> [PROBLEM]
Quote every line as written. Omit pictures.

> [RECORDED INFORMATION]
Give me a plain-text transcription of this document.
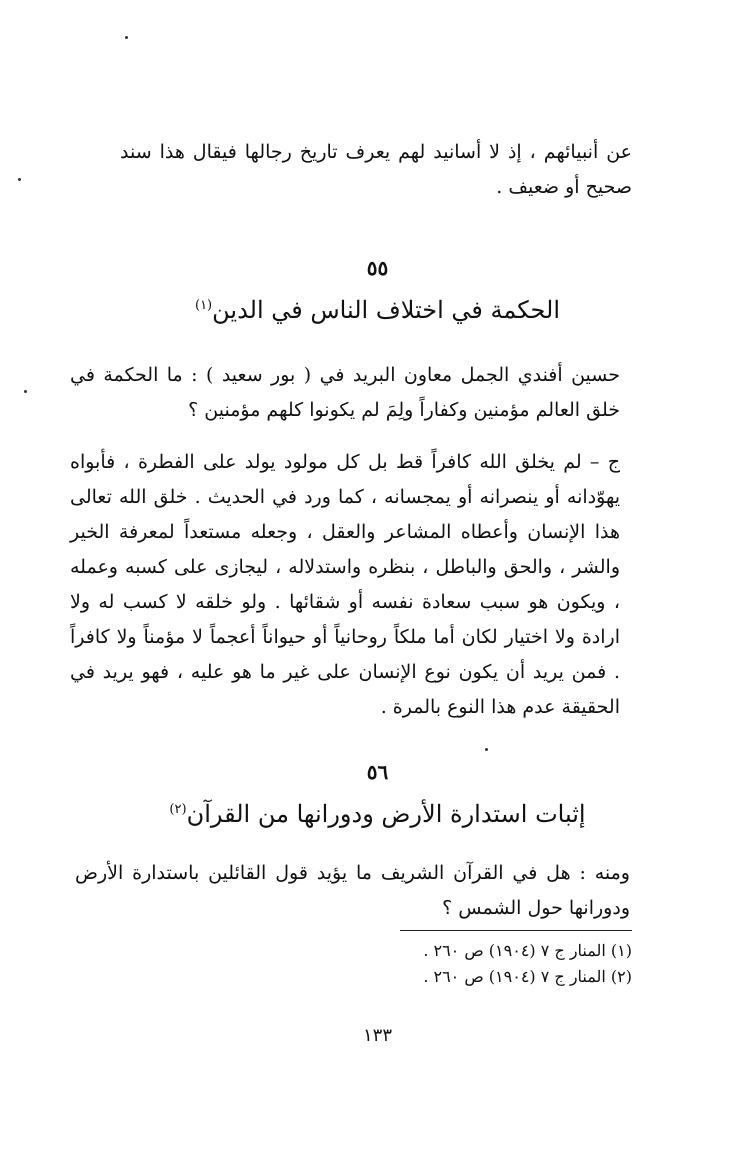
عن أنبيائهم ، إذ لا أسانيد لهم يعرف تاريخ رجالها فيقال هذا سند

صحيح أو ضعيف .

٥٥
الحكمة في اختلاف الناس في الدين$^{(١)}$

حسين أفندي الجمل معاون البريد في ( بور سعيد ) : ما الحكمة في خلق العالم مؤمنين وكفاراً ولِمَ لم يكونوا كلهم مؤمنين ؟

ج – لم يخلق الله كافراً قط بل كل مولود يولد على الفطرة ، فأبواه يهوّدانه أو ينصرانه أو يمجسانه ، كما ورد في الحديث . خلق الله تعالى هذا الإنسان وأعطاه المشاعر والعقل ، وجعله مستعداً لمعرفة الخير والشر ، والحق والباطل ، بنظره واستدلاله ، ليجازى على كسبه وعمله ، ويكون هو سبب سعادة نفسه أو شقائها . ولو خلقه لا كسب له ولا ارادة ولا اختيار لكان أما ملكاً روحانياً أو حيواناً أعجماً لا مؤمناً ولا كافراً . فمن يريد أن يكون نوع الإنسان على غير ما هو عليه ، فهو يريد في الحقيقة عدم هذا النوع بالمرة .

٥٦
إثبات استدارة الأرض ودورانها من القرآن$^{(٢)}$

ومنه : هل في القرآن الشريف ما يؤيد قول القائلين باستدارة الأرض ودورانها حول الشمس ؟

(١) المنار ج ٧ (١٩٠٤) ص ٢٦٠ .
(٢) المنار ج ٧ (١٩٠٤) ص ٢٦٠ .
١٣٣
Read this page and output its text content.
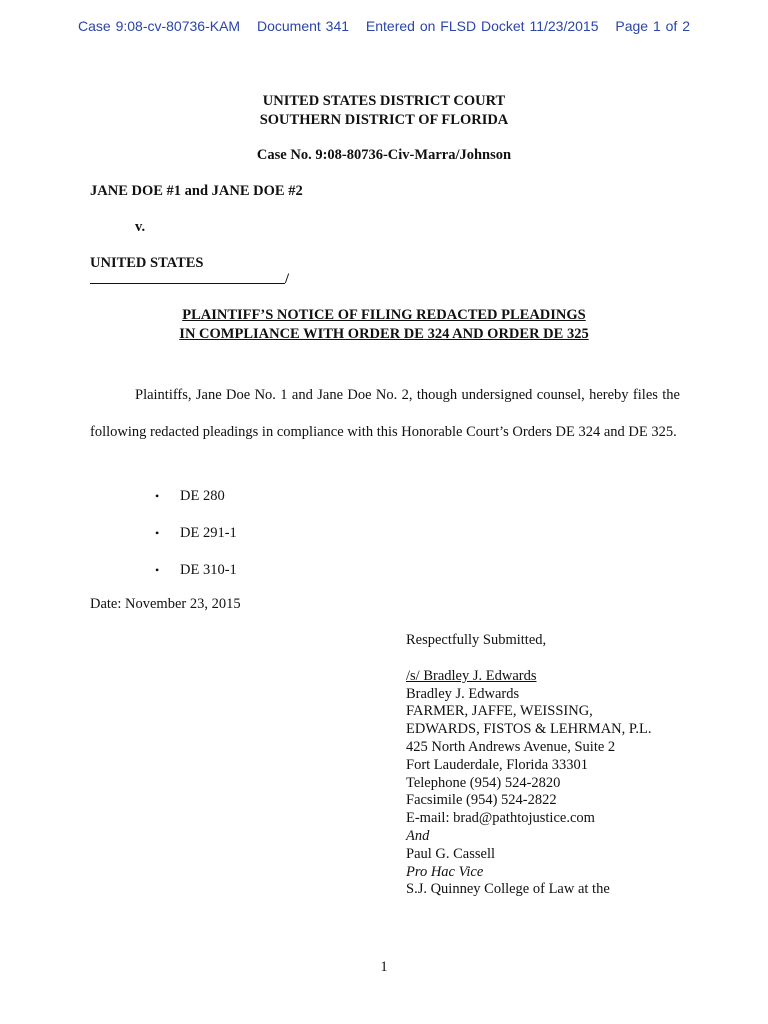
Case 9:08-cv-80736-KAM Document 341 Entered on FLSD Docket 11/23/2015 Page 1 of 2
UNITED STATES DISTRICT COURT
SOUTHERN DISTRICT OF FLORIDA
Case No. 9:08-80736-Civ-Marra/Johnson
JANE DOE #1 and JANE DOE #2
v.
UNITED STATES
/
PLAINTIFF’S NOTICE OF FILING REDACTED PLEADINGS
IN COMPLIANCE WITH ORDER DE 324 AND ORDER DE 325
Plaintiffs, Jane Doe No. 1 and Jane Doe No. 2, though undersigned counsel, hereby files the following redacted pleadings in compliance with this Honorable Court’s Orders DE 324 and DE 325.
• DE 280
• DE 291-1
• DE 310-1
Date: November 23, 2015
Respectfully Submitted,
/s/ Bradley J. Edwards
Bradley J. Edwards
FARMER, JAFFE, WEISSING,
EDWARDS, FISTOS & LEHRMAN, P.L.
425 North Andrews Avenue, Suite 2
Fort Lauderdale, Florida 33301
Telephone (954) 524-2820
Facsimile (954) 524-2822
E-mail: brad@pathtojustice.com
And
Paul G. Cassell
Pro Hac Vice
S.J. Quinney College of Law at the
1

> [TASK OUTPUT]
Give me a plain-text transcription of this document.
عن أنبيائهم ، إذ لا أسانيد لهم يعرف تاريخ رجالها فيقال هذا سند

صحيح أو ضعيف .

٥٥
الحكمة في اختلاف الناس في الدين$^{(١)}$

حسين أفندي الجمل معاون البريد في ( بور سعيد ) : ما الحكمة في خلق العالم مؤمنين وكفاراً ولِمَ لم يكونوا كلهم مؤمنين ؟

ج – لم يخلق الله كافراً قط بل كل مولود يولد على الفطرة ، فأبواه يهوّدانه أو ينصرانه أو يمجسانه ، كما ورد في الحديث . خلق الله تعالى هذا الإنسان وأعطاه المشاعر والعقل ، وجعله مستعداً لمعرفة الخير والشر ، والحق والباطل ، بنظره واستدلاله ، ليجازى على كسبه وعمله ، ويكون هو سبب سعادة نفسه أو شقائها . ولو خلقه لا كسب له ولا ارادة ولا اختيار لكان أما ملكاً روحانياً أو حيواناً أعجماً لا مؤمناً ولا كافراً . فمن يريد أن يكون نوع الإنسان على غير ما هو عليه ، فهو يريد في الحقيقة عدم هذا النوع بالمرة .

٥٦
إثبات استدارة الأرض ودورانها من القرآن$^{(٢)}$

ومنه : هل في القرآن الشريف ما يؤيد قول القائلين باستدارة الأرض ودورانها حول الشمس ؟

(١) المنار ج ٧ (١٩٠٤) ص ٢٦٠ .
(٢) المنار ج ٧ (١٩٠٤) ص ٢٦٠ .
١٣٣
Read this page and output its text content.
Case 9:08-cv-80736-KAM Document 341 Entered on FLSD Docket 11/23/2015 Page 1 of 2
UNITED STATES DISTRICT COURT
SOUTHERN DISTRICT OF FLORIDA
Case No. 9:08-80736-Civ-Marra/Johnson
JANE DOE #1 and JANE DOE #2
v.
UNITED STATES
/
PLAINTIFF’S NOTICE OF FILING REDACTED PLEADINGS
IN COMPLIANCE WITH ORDER DE 324 AND ORDER DE 325
Plaintiffs, Jane Doe No. 1 and Jane Doe No. 2, though undersigned counsel, hereby files the following redacted pleadings in compliance with this Honorable Court’s Orders DE 324 and DE 325.
• DE 280
• DE 291-1
• DE 310-1
Date: November 23, 2015
Respectfully Submitted,
/s/ Bradley J. Edwards
Bradley J. Edwards
FARMER, JAFFE, WEISSING,
EDWARDS, FISTOS & LEHRMAN, P.L.
425 North Andrews Avenue, Suite 2
Fort Lauderdale, Florida 33301
Telephone (954) 524-2820
Facsimile (954) 524-2822
E-mail: brad@pathtojustice.com
And
Paul G. Cassell
Pro Hac Vice
S.J. Quinney College of Law at the
1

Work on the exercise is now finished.